**Short problem**:
Please continue the podcast summary about Chase Oaks Church from the point where it stops, writing the next part of that summary rather than anything about the rows.

begin Source excerpt

Transitioning a Church to Be More Outwardly Focused with Jack Warren

April 4, 2019

By Rich Birch
 

Welcome to this week’s unSeminary podcast. We have a great conversation today with Jack Warren, the executive pastor at Chase Oaks Church in the Dallas area. Chase Oaks has five campuses, including one with only Hispanic services. The church started traditionally and as it grew it became known as a strong bible-teaching church with a robust global missions ministry, but when it came to local outreach there wasn’t a lot happening.

Jack is with us today to talk about how Chase Oaks shifted to develop strong local connections while remaining internally healthy.

  • “Come as you are. Be transformed. Make a difference.” // Chase Oaks was a healthy church with lots of activity happening on the inside, from various bible studies to small groups, but all were internally-focused. Wanting to shift their focus to become more externally-oriented to engage their community, they went to the drawing board and began to evaluate what needed to be cut from their programming. They found that people were so busy with church activities, it prevented them from having space in their lives to engage with those outside the church. Their goal was for the staff and congregation to connect with their neighbors, local organizations, and just have time to engage with people their kids played sports with. So Chase Oaks went through a realignment process to streamline the pathway around their new strategy of “Come as you are. Be transformed. Make a difference.”

end Source excerpt
begin Material shown

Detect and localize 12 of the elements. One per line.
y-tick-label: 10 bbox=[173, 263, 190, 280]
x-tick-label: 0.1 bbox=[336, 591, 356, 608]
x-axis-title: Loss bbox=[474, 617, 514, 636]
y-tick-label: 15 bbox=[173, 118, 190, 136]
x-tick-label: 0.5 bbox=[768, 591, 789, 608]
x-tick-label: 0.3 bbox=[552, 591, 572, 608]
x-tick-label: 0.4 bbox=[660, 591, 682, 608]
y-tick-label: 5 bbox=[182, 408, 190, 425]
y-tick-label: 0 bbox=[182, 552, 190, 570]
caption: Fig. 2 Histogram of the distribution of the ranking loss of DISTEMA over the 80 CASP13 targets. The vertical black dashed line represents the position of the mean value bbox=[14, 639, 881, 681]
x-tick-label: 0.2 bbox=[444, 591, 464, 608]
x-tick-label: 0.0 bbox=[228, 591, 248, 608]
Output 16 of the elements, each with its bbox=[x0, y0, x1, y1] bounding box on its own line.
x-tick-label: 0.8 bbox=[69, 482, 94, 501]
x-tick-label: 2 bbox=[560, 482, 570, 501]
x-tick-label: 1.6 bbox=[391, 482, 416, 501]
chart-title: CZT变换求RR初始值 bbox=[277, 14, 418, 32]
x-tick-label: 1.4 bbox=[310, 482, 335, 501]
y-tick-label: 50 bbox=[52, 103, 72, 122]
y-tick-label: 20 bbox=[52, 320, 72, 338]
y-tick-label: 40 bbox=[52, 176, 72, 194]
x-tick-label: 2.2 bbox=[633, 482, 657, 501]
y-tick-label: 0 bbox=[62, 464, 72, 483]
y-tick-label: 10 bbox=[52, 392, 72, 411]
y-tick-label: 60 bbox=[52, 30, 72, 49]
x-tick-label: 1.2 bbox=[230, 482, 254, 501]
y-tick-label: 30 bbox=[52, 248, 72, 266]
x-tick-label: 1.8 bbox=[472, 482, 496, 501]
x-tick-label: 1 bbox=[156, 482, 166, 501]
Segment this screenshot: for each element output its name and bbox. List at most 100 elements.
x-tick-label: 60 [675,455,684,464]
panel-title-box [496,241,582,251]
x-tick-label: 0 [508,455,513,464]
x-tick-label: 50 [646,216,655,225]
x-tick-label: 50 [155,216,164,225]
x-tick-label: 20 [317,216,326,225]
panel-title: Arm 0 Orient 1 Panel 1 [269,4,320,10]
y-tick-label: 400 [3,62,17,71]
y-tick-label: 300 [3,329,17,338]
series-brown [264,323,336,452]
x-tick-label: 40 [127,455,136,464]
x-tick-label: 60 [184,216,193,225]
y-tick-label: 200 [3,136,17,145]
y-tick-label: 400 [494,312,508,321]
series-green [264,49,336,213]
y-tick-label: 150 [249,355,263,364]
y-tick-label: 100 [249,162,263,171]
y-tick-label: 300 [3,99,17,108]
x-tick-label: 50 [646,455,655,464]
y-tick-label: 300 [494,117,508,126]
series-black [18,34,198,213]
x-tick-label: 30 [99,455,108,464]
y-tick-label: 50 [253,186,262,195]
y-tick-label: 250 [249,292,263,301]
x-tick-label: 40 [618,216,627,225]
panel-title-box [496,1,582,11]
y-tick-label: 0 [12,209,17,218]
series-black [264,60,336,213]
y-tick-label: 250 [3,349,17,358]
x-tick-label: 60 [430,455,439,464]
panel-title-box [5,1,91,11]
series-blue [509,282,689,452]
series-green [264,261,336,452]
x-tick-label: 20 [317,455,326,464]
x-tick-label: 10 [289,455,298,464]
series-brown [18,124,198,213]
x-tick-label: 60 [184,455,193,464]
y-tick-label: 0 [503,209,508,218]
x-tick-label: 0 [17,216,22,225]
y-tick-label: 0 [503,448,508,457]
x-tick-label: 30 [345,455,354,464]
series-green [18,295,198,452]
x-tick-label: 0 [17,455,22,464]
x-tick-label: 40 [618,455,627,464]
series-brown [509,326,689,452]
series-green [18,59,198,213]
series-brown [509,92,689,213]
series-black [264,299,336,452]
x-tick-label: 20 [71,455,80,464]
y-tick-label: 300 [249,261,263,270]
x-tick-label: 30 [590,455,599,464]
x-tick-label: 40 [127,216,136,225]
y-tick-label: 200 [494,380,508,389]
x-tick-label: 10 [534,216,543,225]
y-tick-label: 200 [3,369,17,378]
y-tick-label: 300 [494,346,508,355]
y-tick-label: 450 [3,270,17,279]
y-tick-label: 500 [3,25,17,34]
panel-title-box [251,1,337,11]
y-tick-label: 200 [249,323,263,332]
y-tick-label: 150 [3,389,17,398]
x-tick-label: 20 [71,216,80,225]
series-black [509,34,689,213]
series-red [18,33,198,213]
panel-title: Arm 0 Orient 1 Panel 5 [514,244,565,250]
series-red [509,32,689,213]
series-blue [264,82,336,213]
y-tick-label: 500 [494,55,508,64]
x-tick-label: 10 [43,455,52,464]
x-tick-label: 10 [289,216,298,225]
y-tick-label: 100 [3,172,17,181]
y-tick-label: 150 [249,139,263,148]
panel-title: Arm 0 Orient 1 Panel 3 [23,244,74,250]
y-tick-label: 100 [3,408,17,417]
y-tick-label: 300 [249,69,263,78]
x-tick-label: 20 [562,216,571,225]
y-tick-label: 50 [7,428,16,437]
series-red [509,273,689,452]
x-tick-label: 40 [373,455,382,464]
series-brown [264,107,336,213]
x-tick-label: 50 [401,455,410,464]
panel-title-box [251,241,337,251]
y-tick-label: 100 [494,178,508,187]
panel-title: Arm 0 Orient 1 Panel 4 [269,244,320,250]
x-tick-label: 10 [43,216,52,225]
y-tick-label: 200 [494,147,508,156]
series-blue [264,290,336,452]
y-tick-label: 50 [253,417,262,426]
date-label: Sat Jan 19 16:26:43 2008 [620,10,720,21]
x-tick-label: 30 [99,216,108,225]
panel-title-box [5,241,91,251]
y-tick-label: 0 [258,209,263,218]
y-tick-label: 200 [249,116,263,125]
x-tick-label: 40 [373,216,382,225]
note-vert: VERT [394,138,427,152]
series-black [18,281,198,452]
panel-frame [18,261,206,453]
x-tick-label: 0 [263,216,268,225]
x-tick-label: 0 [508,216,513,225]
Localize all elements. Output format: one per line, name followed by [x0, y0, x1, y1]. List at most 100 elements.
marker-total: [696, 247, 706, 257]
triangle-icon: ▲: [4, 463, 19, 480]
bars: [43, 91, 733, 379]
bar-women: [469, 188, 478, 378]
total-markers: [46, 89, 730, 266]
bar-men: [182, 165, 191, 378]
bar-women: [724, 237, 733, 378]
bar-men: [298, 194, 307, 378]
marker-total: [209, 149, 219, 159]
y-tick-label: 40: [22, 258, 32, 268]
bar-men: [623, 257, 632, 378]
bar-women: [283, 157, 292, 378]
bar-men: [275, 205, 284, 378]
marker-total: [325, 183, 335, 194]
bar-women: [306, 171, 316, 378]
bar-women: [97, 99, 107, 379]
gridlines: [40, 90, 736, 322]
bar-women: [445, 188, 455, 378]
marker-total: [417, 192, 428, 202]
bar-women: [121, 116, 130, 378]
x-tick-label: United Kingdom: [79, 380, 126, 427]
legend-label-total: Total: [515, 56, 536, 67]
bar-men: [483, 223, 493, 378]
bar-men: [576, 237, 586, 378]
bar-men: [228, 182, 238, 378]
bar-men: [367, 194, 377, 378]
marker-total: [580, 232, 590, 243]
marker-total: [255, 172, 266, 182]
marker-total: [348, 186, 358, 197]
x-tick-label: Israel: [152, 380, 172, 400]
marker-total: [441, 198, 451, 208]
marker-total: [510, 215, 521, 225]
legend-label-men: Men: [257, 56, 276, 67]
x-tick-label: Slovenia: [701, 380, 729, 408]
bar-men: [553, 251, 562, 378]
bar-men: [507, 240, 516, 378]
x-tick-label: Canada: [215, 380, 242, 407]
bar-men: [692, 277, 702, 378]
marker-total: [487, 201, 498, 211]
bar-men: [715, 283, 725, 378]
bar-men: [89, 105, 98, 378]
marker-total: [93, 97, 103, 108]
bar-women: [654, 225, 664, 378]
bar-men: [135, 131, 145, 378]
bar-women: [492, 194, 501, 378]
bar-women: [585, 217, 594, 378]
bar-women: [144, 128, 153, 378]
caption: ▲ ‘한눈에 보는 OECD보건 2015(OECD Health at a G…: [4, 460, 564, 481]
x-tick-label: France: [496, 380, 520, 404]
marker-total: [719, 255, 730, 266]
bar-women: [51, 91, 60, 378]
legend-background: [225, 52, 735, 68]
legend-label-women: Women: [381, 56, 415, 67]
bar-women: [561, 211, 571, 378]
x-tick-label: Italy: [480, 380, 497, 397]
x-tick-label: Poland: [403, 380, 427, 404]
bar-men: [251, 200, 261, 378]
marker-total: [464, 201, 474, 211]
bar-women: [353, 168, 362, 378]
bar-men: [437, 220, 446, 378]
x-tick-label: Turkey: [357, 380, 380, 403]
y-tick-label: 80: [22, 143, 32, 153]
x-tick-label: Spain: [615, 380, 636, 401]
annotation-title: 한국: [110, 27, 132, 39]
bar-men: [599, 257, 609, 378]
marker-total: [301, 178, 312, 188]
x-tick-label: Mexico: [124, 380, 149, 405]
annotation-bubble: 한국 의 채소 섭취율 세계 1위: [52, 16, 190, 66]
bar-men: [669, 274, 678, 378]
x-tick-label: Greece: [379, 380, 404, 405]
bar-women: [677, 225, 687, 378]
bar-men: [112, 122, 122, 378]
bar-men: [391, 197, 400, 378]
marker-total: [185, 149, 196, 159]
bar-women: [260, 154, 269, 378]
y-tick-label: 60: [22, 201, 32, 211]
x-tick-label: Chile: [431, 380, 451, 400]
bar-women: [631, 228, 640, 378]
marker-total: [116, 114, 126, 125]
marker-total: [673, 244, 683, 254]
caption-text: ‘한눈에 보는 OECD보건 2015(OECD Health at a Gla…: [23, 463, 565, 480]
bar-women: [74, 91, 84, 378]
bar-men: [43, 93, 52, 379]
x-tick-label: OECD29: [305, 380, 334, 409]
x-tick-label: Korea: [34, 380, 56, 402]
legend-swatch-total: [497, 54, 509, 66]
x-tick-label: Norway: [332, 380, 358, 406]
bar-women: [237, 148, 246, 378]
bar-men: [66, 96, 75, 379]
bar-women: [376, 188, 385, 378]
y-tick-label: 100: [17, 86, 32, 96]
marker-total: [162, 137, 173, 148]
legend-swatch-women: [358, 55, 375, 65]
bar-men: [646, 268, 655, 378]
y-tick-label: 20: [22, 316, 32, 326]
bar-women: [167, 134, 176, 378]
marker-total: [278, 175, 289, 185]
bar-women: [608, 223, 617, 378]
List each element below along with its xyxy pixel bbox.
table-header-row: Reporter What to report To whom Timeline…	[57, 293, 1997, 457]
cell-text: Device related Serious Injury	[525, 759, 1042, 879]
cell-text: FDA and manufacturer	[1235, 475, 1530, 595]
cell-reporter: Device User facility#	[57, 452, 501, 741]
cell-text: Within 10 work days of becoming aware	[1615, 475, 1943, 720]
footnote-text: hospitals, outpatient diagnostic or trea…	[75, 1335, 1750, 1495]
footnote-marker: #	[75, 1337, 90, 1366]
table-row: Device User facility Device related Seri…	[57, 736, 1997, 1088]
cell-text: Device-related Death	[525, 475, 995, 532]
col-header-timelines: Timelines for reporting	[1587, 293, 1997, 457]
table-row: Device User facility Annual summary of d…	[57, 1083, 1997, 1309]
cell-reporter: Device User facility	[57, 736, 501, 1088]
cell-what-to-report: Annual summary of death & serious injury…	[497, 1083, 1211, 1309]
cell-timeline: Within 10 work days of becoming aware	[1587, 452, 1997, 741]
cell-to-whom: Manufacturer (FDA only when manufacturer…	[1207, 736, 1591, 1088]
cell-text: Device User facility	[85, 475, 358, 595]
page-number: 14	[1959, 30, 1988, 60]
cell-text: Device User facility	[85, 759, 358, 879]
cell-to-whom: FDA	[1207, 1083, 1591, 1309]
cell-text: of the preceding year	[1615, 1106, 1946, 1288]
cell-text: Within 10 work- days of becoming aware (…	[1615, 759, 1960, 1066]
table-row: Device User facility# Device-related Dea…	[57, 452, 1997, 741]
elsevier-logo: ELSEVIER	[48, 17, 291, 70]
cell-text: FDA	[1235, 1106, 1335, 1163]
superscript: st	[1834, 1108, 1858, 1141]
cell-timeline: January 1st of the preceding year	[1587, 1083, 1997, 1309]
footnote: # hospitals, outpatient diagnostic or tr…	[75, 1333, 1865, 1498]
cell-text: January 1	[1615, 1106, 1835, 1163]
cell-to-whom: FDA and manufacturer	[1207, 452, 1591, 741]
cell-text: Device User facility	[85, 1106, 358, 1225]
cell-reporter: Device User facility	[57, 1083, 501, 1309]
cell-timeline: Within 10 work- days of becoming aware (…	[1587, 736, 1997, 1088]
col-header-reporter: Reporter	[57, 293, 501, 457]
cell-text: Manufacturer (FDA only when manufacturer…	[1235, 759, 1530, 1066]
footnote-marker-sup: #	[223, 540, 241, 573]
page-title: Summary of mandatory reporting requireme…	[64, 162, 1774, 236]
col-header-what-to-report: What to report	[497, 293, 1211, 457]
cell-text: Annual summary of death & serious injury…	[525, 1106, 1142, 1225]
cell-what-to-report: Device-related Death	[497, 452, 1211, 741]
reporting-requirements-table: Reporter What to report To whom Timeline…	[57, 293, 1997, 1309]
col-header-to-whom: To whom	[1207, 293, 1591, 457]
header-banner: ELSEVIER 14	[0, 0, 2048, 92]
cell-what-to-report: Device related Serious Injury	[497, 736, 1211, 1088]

end Material shown

**Final answer**:
  • Start slowly. // The elders read a book called The Externally Focused Church by Eric Swanson, and they invited Eric to come spend some time with them and the other leaders, walking them through both the book and the transition. They then eased into the transition rather than overwhelm everyone all at once. The first year, the elders and the staff focused on their own lives. The next year they developed strategies for how to make space within the church and changed the structure of the small groups.
  • Assign an externally focused leader. // Now every small group in the church has a person whose only role is to mobilize their small group to be externally-focused. They identify a partnership in the community, or identify a cause, and then systemically put that into the schedule for their group. Incorporating this new structure was the big tipping point—the groups went from only building community with each other to having the resources and means to serve the local community together as a group.
  • Identify a need and a way to solve it. // Rather than reinvent the wheel, Chase Oaks set out to identify those organizations and businesses that were already helping groups in need and figured out what it meant to form a partnership with them. For example, every one of Chase Oaks’ campuses partners with at least one school. At first, the schools were resistant to partnering with them because of separation of church and state, so Chase Oaks started out by just working on the schools’ landscaping. It took five years to build trust to show they are there to help out with school supplies and other things rather than shove religion in students’ faces. It takes time, but it’s worth it to build that trust and those relationships.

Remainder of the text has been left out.